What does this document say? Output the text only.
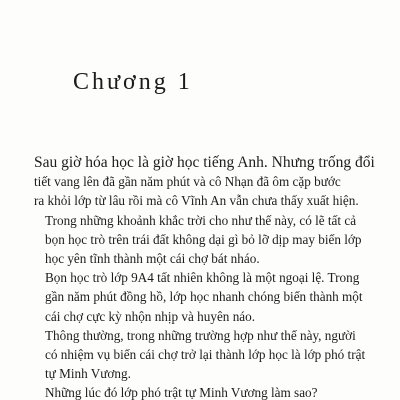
Chương 1

Sau giờ hóa học là giờ học tiếng Anh. Nhưng trống đổi
tiết vang lên đã gần năm phút và cô Nhạn đã ôm cặp bước
ra khỏi lớp từ lâu rồi mà cô Vĩnh An vẫn chưa thấy xuất hiện.

Trong những khoảnh khắc trời cho như thế này, có lẽ tất cả
bọn học trò trên trái đất không dại gì bỏ lỡ dịp may biến lớp
học yên tĩnh thành một cái chợ bát nháo.

Bọn học trò lớp 9A4 tất nhiên không là một ngoại lệ. Trong
gần năm phút đồng hồ, lớp học nhanh chóng biến thành một
cái chợ cực kỳ nhộn nhịp và huyên náo.

Thông thường, trong những trường hợp như thế này, người
có nhiệm vụ biến cái chợ trở lại thành lớp học là lớp phó trật
tự Minh Vương.

Những lúc đó lớp phó trật tự Minh Vương làm sao?
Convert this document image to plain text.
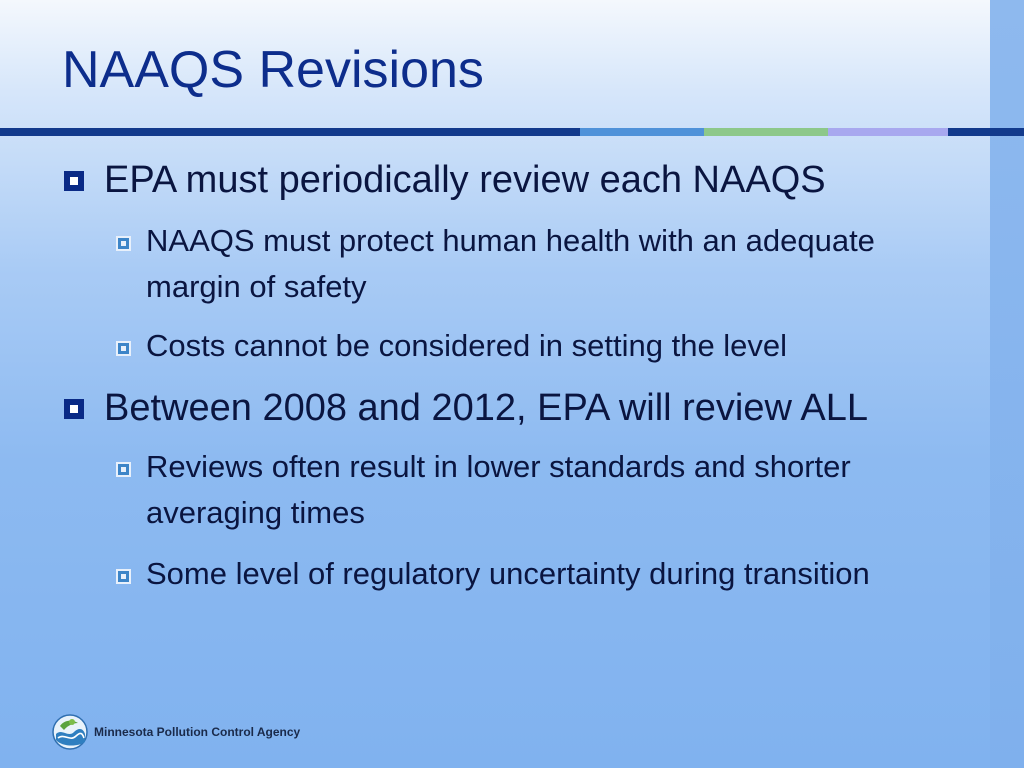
NAAQS Revisions
EPA must periodically review each NAAQS
NAAQS must protect human health with an adequate margin of safety
Costs cannot be considered in setting the level
Between 2008 and 2012, EPA will review ALL
Reviews often result in lower standards and shorter averaging times
Some level of regulatory uncertainty during transition
Minnesota Pollution Control Agency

# # # #

▶ TO DO
Extract the text of all the records above verbatim, excluding pictures.

▶ OUTPUT OF THE EXERCISE
What does this document say? Output the text only.
Chương 1

Sau giờ hóa học là giờ học tiếng Anh. Nhưng trống đổi
tiết vang lên đã gần năm phút và cô Nhạn đã ôm cặp bước
ra khỏi lớp từ lâu rồi mà cô Vĩnh An vẫn chưa thấy xuất hiện.

Trong những khoảnh khắc trời cho như thế này, có lẽ tất cả
bọn học trò trên trái đất không dại gì bỏ lỡ dịp may biến lớp
học yên tĩnh thành một cái chợ bát nháo.

Bọn học trò lớp 9A4 tất nhiên không là một ngoại lệ. Trong
gần năm phút đồng hồ, lớp học nhanh chóng biến thành một
cái chợ cực kỳ nhộn nhịp và huyên náo.

Thông thường, trong những trường hợp như thế này, người
có nhiệm vụ biến cái chợ trở lại thành lớp học là lớp phó trật
tự Minh Vương.

Những lúc đó lớp phó trật tự Minh Vương làm sao?
Convert this document image to plain text.
NAAQS Revisions
EPA must periodically review each NAAQS
NAAQS must protect human health with an adequate margin of safety
Costs cannot be considered in setting the level
Between 2008 and 2012, EPA will review ALL
Reviews often result in lower standards and shorter averaging times
Some level of regulatory uncertainty during transition
Minnesota Pollution Control Agency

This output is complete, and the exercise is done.